WHAT YOU ARE ASKED TO DO:
Filter the lines below, copying only those with the string "JSON".

### RECORDS ###

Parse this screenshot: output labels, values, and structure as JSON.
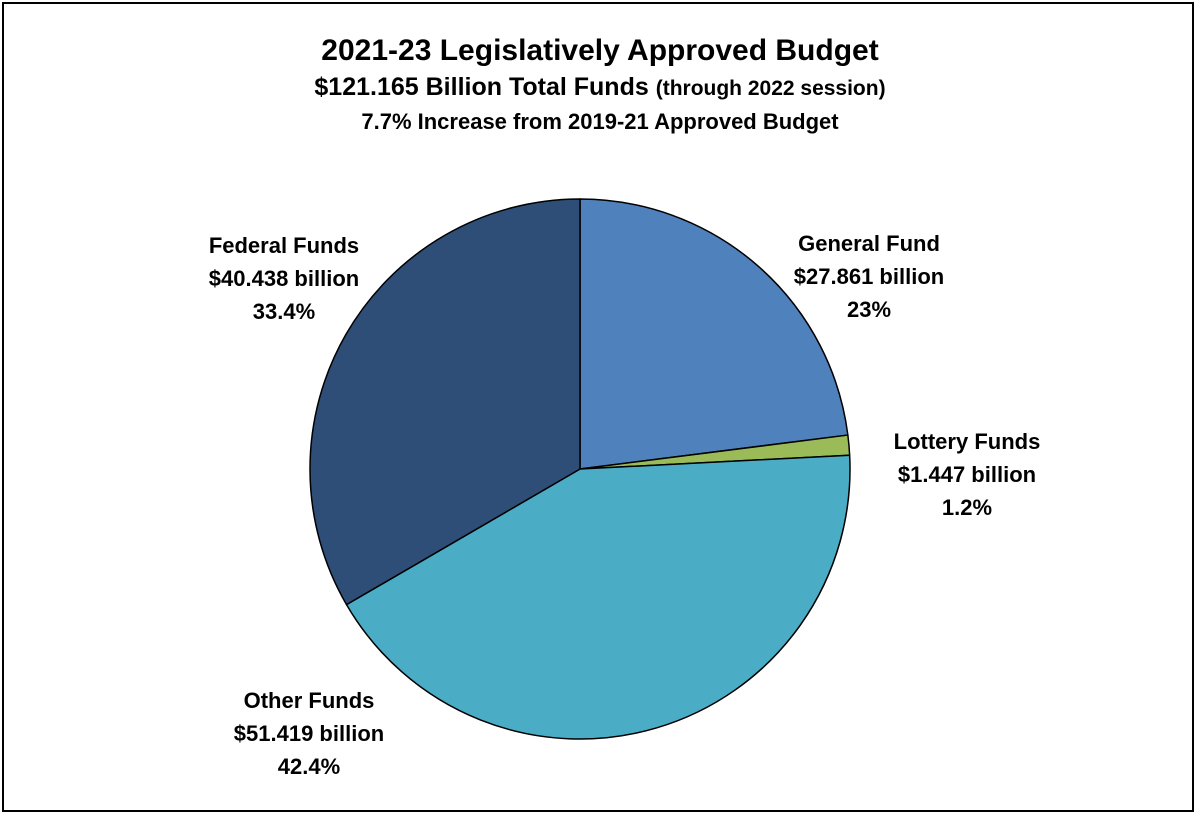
{
  "chart_data": {
    "type": "pie",
    "title": "2021-23 Legislatively Approved Budget",
    "subtitle": "$121.165 Billion Total Funds",
    "subtitle_note": "(through 2022 session)",
    "subtitle2": "7.7% Increase from 2019-21 Approved Budget",
    "total": 121.165,
    "unit": "billion",
    "slices": [
      {
        "name": "General Fund",
        "value": 27.861,
        "value_label": "$27.861 billion",
        "percent_label": "23%",
        "color": "#4f81bd"
      },
      {
        "name": "Lottery Funds",
        "value": 1.447,
        "value_label": "$1.447 billion",
        "percent_label": "1.2%",
        "color": "#9bbb59"
      },
      {
        "name": "Other Funds",
        "value": 51.419,
        "value_label": "$51.419 billion",
        "percent_label": "42.4%",
        "color": "#4bacc6"
      },
      {
        "name": "Federal Funds",
        "value": 40.438,
        "value_label": "$40.438 billion",
        "percent_label": "33.4%",
        "color": "#2e4e77"
      }
    ]
  }
}
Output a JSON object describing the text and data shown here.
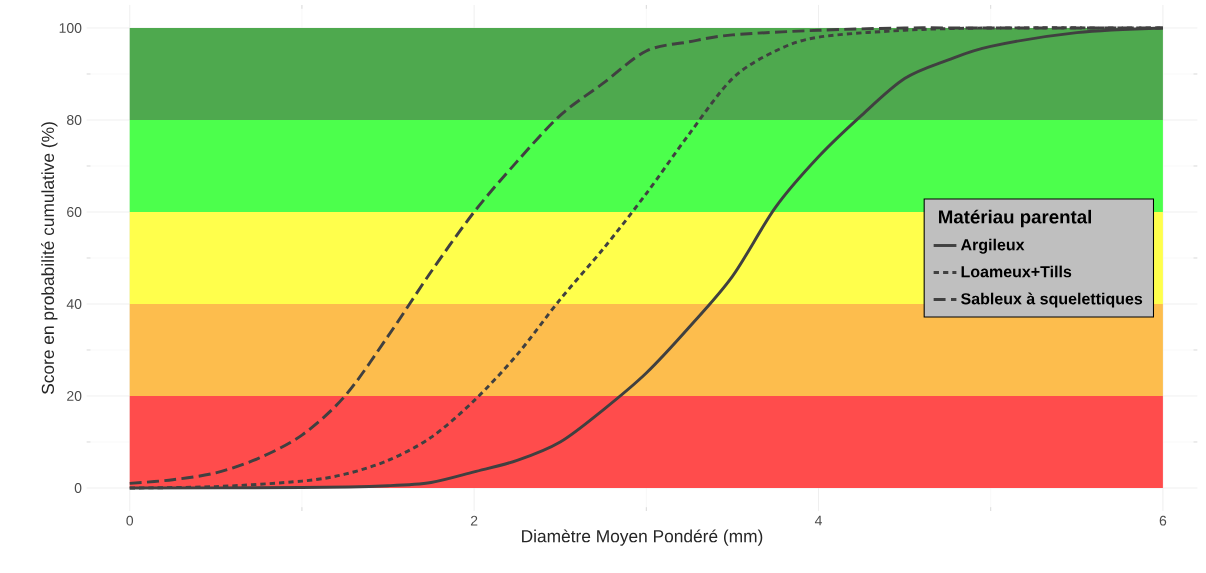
{
  "chart_data": {
    "type": "line",
    "xlabel": "Diamètre Moyen Pondéré (mm)",
    "ylabel": "Score en probabilité cumulative (%)",
    "legend_title": "Matériau parental",
    "xlim": [
      -0.25,
      6.2
    ],
    "ylim": [
      -5,
      105
    ],
    "xticks": [
      0,
      2,
      4,
      6
    ],
    "yticks": [
      0,
      20,
      40,
      60,
      80,
      100
    ],
    "grid": true,
    "legend": "right",
    "bands": [
      {
        "axis": "y",
        "from": 0,
        "to": 20,
        "color": "#ff4c4c"
      },
      {
        "axis": "y",
        "from": 20,
        "to": 40,
        "color": "#fdbd4d"
      },
      {
        "axis": "y",
        "from": 40,
        "to": 60,
        "color": "#ffff4c"
      },
      {
        "axis": "y",
        "from": 60,
        "to": 80,
        "color": "#4cff4c"
      },
      {
        "axis": "y",
        "from": 80,
        "to": 100,
        "color": "#4ea94e"
      }
    ],
    "series": [
      {
        "name": "Argileux",
        "color": "#404040",
        "line_style": "solid",
        "x": [
          0,
          1,
          1.5,
          1.75,
          2,
          2.25,
          2.5,
          2.75,
          3,
          3.25,
          3.5,
          3.75,
          4,
          4.25,
          4.5,
          4.75,
          5,
          5.5,
          6
        ],
        "values": [
          0,
          0.1,
          0.5,
          1.2,
          3.5,
          6,
          10,
          17,
          25,
          35,
          46,
          61,
          72,
          81,
          89,
          93,
          96,
          99,
          100
        ]
      },
      {
        "name": "Loameux+Tills",
        "color": "#404040",
        "line_style": "dotted",
        "x": [
          0,
          0.5,
          1,
          1.25,
          1.5,
          1.75,
          2,
          2.25,
          2.5,
          2.75,
          3,
          3.25,
          3.5,
          3.75,
          4,
          4.5,
          5,
          6
        ],
        "values": [
          0,
          0.3,
          1.5,
          3,
          6,
          11,
          19,
          29,
          41,
          52,
          64,
          77,
          89,
          95,
          98,
          99.5,
          100,
          100
        ]
      },
      {
        "name": "Sableux à squelettiques",
        "color": "#404040",
        "line_style": "dashed",
        "x": [
          0,
          0.25,
          0.5,
          0.75,
          1,
          1.25,
          1.5,
          1.75,
          2,
          2.25,
          2.5,
          2.75,
          3,
          3.25,
          3.5,
          4,
          4.5,
          5,
          6
        ],
        "values": [
          1,
          1.8,
          3.3,
          6.5,
          11.5,
          20,
          33,
          47,
          60,
          71,
          81,
          88,
          95,
          97,
          98.5,
          99.5,
          100,
          100,
          100
        ]
      }
    ]
  }
}
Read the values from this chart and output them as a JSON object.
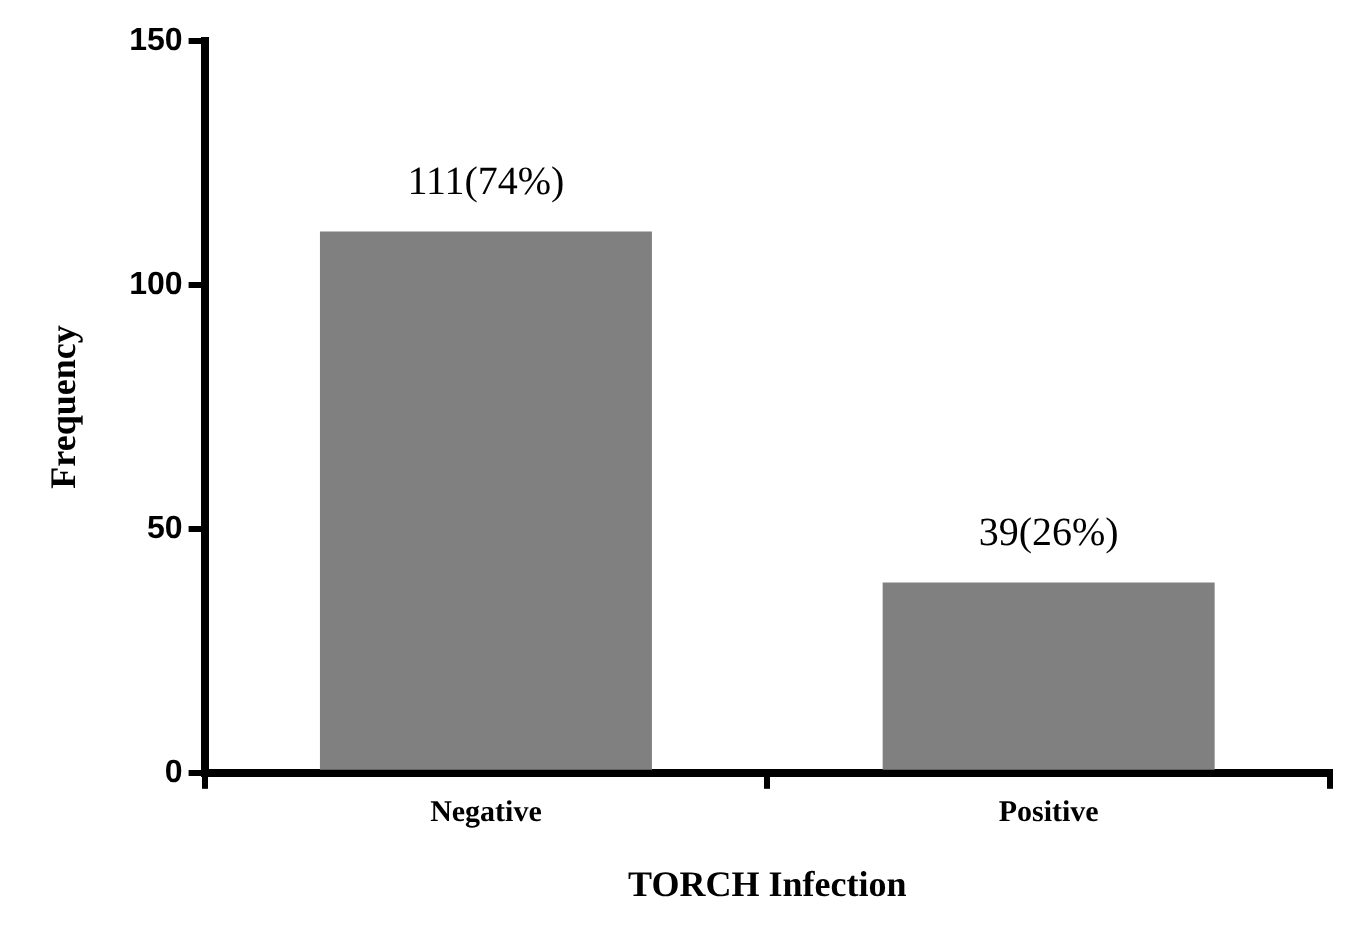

###

CORRECT RESULT:
Parse this screenshot: output labels, values, and structure as JSON.
Output a JSON object describing the text and data shown here.
Read the values from this chart and output them as a JSON object.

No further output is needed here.